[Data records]
■ ■ ■ ■
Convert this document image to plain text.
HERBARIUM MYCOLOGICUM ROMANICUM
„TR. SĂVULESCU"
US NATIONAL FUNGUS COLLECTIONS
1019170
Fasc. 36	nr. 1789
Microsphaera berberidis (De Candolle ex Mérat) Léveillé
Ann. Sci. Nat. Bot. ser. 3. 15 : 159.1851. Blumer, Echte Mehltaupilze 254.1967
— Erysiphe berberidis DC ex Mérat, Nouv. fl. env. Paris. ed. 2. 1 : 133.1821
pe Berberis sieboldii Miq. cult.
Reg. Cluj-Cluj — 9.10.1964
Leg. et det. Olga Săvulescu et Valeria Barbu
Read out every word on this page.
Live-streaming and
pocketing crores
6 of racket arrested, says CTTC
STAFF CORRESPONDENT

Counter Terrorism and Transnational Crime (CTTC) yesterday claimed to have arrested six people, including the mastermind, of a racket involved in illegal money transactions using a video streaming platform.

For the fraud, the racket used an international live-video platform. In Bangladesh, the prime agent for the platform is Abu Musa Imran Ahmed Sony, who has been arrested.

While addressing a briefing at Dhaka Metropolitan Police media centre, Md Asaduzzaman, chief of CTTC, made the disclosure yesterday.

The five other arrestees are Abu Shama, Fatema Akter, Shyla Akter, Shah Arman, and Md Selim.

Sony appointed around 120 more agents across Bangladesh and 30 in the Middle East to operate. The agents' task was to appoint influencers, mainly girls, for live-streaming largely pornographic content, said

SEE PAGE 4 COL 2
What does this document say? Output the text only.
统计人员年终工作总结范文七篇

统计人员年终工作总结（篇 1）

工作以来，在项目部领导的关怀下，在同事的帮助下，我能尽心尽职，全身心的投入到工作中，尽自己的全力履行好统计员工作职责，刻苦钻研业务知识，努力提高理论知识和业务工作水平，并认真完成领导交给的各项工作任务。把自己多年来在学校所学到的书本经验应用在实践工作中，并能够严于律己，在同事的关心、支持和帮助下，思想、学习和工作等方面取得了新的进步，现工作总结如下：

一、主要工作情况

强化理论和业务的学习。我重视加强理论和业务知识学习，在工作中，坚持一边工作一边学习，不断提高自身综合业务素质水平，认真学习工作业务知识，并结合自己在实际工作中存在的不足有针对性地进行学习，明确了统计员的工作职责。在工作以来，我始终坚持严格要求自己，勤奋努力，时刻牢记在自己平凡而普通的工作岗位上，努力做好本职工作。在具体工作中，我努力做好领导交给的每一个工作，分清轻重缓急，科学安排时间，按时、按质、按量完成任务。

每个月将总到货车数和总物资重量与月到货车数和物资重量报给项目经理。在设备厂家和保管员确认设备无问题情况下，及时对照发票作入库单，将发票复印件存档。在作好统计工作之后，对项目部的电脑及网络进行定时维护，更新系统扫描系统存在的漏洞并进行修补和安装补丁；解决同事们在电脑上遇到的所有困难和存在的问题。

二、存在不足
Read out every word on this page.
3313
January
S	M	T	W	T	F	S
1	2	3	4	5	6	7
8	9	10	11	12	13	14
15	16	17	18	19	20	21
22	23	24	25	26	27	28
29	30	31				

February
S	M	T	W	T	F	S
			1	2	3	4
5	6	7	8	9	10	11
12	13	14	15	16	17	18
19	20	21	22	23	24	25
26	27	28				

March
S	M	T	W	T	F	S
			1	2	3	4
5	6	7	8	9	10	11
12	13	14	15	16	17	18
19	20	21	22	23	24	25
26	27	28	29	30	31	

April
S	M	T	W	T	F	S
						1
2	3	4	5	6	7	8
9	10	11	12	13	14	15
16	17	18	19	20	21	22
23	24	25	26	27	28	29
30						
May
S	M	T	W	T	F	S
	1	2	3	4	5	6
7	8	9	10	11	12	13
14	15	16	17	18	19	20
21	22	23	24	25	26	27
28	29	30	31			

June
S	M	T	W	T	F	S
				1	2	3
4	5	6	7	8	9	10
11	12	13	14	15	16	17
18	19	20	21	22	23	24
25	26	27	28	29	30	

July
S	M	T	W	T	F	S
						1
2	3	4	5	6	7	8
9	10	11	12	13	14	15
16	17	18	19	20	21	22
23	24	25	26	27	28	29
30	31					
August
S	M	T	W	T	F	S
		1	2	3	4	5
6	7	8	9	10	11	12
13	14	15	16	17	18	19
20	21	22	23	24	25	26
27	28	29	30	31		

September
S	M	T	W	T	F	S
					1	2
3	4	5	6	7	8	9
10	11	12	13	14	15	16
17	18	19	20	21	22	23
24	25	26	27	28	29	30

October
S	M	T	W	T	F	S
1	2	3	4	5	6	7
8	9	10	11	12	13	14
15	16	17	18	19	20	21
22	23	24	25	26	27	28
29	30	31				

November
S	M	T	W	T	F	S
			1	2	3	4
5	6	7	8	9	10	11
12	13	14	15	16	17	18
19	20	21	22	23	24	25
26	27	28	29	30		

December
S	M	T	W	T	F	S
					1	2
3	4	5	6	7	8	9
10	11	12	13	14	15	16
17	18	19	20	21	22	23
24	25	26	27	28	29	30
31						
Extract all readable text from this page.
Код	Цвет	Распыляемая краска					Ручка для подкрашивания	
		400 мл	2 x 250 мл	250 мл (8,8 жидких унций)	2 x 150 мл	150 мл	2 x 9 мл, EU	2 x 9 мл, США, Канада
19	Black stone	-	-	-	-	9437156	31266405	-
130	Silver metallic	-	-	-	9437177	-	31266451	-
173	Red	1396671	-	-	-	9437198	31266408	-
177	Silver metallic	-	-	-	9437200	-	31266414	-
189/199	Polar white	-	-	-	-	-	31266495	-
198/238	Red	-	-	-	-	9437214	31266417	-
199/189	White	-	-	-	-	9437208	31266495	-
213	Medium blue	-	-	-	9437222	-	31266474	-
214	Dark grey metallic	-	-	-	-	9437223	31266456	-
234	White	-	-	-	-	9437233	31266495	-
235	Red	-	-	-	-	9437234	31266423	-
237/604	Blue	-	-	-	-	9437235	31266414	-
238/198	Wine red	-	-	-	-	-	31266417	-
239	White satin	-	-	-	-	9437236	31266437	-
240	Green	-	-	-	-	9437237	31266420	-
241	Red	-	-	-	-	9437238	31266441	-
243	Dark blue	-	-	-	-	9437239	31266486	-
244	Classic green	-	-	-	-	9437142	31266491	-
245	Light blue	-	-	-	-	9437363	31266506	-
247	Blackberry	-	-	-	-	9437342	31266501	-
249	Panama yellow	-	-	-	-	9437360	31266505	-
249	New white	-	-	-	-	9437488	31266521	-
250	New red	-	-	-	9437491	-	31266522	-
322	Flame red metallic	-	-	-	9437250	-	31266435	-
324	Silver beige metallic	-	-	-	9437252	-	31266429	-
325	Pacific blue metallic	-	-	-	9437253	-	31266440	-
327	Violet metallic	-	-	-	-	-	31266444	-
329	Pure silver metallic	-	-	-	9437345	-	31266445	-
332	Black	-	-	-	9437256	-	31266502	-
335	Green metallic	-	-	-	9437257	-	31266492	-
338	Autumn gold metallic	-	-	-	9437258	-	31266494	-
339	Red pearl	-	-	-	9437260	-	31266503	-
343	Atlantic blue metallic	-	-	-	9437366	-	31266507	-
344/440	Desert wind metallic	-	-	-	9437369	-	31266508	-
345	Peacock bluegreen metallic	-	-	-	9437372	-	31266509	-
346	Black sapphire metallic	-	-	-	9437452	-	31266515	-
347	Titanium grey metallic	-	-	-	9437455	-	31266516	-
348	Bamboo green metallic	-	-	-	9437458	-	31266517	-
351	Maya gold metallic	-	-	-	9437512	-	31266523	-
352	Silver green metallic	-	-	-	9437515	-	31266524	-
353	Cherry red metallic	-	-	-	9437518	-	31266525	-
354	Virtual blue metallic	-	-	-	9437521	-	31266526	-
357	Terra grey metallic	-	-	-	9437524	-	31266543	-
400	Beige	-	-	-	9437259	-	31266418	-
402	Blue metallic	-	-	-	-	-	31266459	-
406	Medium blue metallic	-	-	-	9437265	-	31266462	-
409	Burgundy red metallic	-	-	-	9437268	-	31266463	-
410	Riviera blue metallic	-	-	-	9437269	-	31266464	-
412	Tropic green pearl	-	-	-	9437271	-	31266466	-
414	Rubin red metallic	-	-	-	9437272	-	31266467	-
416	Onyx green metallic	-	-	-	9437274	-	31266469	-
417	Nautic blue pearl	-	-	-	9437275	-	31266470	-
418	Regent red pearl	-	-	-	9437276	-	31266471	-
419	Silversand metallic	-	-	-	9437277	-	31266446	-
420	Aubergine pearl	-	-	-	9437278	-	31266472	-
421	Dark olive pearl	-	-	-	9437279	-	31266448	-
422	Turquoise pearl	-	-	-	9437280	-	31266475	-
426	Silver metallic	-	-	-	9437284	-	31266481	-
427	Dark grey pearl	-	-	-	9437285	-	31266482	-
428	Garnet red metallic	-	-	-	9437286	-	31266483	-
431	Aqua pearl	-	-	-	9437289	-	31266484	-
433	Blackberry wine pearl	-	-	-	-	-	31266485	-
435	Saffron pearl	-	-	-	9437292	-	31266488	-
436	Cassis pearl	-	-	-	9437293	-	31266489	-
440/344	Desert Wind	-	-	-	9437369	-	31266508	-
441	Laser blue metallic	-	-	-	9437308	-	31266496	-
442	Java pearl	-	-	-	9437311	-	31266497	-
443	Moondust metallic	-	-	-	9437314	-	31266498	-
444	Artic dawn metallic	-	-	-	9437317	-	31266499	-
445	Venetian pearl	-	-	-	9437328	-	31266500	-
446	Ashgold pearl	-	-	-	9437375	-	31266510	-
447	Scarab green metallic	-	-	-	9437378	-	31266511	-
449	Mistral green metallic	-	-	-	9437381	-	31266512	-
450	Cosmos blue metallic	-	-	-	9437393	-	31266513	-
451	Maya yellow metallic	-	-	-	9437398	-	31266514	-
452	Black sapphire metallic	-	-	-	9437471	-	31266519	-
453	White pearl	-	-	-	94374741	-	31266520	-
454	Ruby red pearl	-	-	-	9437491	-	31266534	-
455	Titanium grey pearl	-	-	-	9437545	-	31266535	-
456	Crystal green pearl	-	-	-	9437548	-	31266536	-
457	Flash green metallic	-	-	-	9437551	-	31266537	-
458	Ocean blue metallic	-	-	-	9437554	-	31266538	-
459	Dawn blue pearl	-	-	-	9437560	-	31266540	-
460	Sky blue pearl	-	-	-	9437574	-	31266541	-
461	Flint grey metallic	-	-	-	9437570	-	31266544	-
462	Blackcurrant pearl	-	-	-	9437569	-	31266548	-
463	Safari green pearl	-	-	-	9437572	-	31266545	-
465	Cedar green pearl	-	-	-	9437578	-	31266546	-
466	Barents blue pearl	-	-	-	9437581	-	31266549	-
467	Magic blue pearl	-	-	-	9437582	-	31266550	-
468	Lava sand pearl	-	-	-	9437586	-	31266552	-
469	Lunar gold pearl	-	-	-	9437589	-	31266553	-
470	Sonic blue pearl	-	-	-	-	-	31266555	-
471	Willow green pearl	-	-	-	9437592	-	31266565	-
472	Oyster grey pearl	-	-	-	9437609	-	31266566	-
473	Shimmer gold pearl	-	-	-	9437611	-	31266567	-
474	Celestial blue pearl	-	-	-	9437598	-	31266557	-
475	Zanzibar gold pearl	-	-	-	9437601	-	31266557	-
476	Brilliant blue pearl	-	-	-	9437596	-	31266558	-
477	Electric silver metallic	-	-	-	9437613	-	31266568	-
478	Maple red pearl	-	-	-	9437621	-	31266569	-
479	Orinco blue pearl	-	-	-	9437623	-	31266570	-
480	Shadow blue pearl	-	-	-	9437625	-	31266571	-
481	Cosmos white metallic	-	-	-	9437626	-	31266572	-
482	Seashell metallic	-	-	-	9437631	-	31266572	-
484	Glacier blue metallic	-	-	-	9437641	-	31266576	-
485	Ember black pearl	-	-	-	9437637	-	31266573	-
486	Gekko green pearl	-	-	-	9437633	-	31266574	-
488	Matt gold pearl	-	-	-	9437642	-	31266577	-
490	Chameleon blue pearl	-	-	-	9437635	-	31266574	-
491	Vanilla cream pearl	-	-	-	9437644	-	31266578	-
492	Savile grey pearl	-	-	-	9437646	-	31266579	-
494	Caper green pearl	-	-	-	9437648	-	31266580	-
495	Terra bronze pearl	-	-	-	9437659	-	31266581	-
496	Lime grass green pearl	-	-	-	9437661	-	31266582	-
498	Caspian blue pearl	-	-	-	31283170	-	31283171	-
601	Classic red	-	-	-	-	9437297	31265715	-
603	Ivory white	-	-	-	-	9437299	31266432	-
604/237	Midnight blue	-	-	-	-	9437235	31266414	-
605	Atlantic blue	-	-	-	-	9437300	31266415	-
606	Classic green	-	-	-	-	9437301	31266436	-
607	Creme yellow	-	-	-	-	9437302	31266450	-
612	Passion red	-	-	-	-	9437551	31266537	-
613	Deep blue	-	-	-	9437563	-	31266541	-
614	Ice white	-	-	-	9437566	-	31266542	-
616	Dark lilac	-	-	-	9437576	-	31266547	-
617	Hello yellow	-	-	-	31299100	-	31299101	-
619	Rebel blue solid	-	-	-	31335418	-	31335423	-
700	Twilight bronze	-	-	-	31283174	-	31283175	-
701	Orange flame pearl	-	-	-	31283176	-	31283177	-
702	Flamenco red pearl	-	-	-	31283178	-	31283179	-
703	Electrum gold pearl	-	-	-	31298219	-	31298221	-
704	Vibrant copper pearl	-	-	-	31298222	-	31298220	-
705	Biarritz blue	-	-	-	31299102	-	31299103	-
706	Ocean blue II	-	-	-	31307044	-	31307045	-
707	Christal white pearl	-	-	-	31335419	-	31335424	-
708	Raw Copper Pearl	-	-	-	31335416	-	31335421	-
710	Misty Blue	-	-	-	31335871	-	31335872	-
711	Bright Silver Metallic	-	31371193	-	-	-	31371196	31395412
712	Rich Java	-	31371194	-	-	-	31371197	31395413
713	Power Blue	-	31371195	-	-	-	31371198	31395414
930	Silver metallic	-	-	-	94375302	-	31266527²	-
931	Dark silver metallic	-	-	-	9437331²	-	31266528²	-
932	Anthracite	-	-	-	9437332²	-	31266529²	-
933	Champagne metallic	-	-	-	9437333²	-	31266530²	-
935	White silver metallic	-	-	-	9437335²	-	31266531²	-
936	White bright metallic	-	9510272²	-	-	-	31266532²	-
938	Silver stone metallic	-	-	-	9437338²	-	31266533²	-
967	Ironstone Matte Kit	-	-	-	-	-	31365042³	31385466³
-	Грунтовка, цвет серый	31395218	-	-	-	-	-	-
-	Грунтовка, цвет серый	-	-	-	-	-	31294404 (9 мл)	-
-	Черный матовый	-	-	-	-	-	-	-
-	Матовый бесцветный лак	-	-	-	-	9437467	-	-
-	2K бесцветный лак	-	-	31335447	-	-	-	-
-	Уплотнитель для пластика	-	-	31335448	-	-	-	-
■ ■ ■ ■
Aim of the exercise. Copy every line in the entries above that has the string "sapphire" in it.

Result of the task.
346	Black sapphire metallic	-	-	-	9437452	-	31266515	-
452	Black sapphire metallic	-	-	-	9437471	-	31266519	-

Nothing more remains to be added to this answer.